What you are asked to do:
Would you extract the whole listing below and retype it exactly?

=======

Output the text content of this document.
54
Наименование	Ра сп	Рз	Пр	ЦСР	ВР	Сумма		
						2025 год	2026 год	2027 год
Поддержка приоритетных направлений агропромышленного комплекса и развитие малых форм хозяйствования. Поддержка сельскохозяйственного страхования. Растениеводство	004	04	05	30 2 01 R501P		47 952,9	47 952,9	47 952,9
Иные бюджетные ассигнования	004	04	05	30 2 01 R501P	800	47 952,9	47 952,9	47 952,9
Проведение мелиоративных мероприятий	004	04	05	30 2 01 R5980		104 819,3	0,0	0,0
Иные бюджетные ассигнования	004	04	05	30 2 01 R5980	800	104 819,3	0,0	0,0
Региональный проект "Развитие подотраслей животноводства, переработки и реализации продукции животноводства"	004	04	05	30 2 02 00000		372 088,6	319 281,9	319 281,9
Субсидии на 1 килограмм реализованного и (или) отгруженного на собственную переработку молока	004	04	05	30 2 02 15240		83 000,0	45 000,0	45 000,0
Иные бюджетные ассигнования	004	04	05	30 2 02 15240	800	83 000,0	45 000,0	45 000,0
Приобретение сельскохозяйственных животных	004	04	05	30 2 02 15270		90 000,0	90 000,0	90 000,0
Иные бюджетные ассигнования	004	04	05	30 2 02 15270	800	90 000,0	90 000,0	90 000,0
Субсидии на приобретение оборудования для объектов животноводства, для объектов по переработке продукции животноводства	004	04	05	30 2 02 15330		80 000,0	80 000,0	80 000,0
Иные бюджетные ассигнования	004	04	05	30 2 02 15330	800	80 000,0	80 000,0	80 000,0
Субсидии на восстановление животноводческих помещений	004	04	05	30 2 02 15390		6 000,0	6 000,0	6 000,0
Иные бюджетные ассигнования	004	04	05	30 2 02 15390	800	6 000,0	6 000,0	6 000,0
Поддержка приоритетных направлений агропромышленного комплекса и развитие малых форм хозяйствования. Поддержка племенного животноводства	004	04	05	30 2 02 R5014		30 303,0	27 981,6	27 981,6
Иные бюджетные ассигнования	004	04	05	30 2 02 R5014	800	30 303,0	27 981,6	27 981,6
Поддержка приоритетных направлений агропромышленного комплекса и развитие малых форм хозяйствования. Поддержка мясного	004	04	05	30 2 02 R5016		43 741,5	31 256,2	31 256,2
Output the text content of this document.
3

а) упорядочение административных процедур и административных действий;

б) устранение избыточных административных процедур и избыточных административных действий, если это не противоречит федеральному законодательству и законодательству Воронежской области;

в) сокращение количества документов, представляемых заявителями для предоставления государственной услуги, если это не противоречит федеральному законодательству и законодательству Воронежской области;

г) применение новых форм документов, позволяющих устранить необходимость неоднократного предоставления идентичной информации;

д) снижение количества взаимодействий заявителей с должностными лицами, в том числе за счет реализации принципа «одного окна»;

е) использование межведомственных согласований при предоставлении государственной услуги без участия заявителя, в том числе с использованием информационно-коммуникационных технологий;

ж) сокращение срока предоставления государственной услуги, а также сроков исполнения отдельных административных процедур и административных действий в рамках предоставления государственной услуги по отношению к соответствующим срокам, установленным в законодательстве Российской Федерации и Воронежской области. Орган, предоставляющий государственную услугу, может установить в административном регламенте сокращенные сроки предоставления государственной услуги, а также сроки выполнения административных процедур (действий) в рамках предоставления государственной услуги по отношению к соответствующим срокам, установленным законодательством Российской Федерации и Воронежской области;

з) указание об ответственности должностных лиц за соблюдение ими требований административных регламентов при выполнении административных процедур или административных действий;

=======

Reply to the task:
Output the text content of this document.
54
Наименование	Ра сп	Рз	Пр	ЦСР	ВР	Сумма		
						2025 год	2026 год	2027 год
Поддержка приоритетных направлений агропромышленного комплекса и развитие малых форм хозяйствования. Поддержка сельскохозяйственного страхования. Растениеводство	004	04	05	30 2 01 R501P		47 952,9	47 952,9	47 952,9
Иные бюджетные ассигнования	004	04	05	30 2 01 R501P	800	47 952,9	47 952,9	47 952,9
Проведение мелиоративных мероприятий	004	04	05	30 2 01 R5980		104 819,3	0,0	0,0
Иные бюджетные ассигнования	004	04	05	30 2 01 R5980	800	104 819,3	0,0	0,0
Региональный проект "Развитие подотраслей животноводства, переработки и реализации продукции животноводства"	004	04	05	30 2 02 00000		372 088,6	319 281,9	319 281,9
Субсидии на 1 килограмм реализованного и (или) отгруженного на собственную переработку молока	004	04	05	30 2 02 15240		83 000,0	45 000,0	45 000,0
Иные бюджетные ассигнования	004	04	05	30 2 02 15240	800	83 000,0	45 000,0	45 000,0
Приобретение сельскохозяйственных животных	004	04	05	30 2 02 15270		90 000,0	90 000,0	90 000,0
Иные бюджетные ассигнования	004	04	05	30 2 02 15270	800	90 000,0	90 000,0	90 000,0
Субсидии на приобретение оборудования для объектов животноводства, для объектов по переработке продукции животноводства	004	04	05	30 2 02 15330		80 000,0	80 000,0	80 000,0
Иные бюджетные ассигнования	004	04	05	30 2 02 15330	800	80 000,0	80 000,0	80 000,0
Субсидии на восстановление животноводческих помещений	004	04	05	30 2 02 15390		6 000,0	6 000,0	6 000,0
Иные бюджетные ассигнования	004	04	05	30 2 02 15390	800	6 000,0	6 000,0	6 000,0
Поддержка приоритетных направлений агропромышленного комплекса и развитие малых форм хозяйствования. Поддержка племенного животноводства	004	04	05	30 2 02 R5014		30 303,0	27 981,6	27 981,6
Иные бюджетные ассигнования	004	04	05	30 2 02 R5014	800	30 303,0	27 981,6	27 981,6
Поддержка приоритетных направлений агропромышленного комплекса и развитие малых форм хозяйствования. Поддержка мясного	004	04	05	30 2 02 R5016		43 741,5	31 256,2	31 256,2
Output the text content of this document.
3

а) упорядочение административных процедур и административных действий;

б) устранение избыточных административных процедур и избыточных административных действий, если это не противоречит федеральному законодательству и законодательству Воронежской области;

в) сокращение количества документов, представляемых заявителями для предоставления государственной услуги, если это не противоречит федеральному законодательству и законодательству Воронежской области;

г) применение новых форм документов, позволяющих устранить необходимость неоднократного предоставления идентичной информации;

д) снижение количества взаимодействий заявителей с должностными лицами, в том числе за счет реализации принципа «одного окна»;

е) использование межведомственных согласований при предоставлении государственной услуги без участия заявителя, в том числе с использованием информационно-коммуникационных технологий;

ж) сокращение срока предоставления государственной услуги, а также сроков исполнения отдельных административных процедур и административных действий в рамках предоставления государственной услуги по отношению к соответствующим срокам, установленным в законодательстве Российской Федерации и Воронежской области. Орган, предоставляющий государственную услугу, может установить в административном регламенте сокращенные сроки предоставления государственной услуги, а также сроки выполнения административных процедур (действий) в рамках предоставления государственной услуги по отношению к соответствующим срокам, установленным законодательством Российской Федерации и Воронежской области;

з) указание об ответственности должностных лиц за соблюдение ими требований административных регламентов при выполнении административных процедур или административных действий;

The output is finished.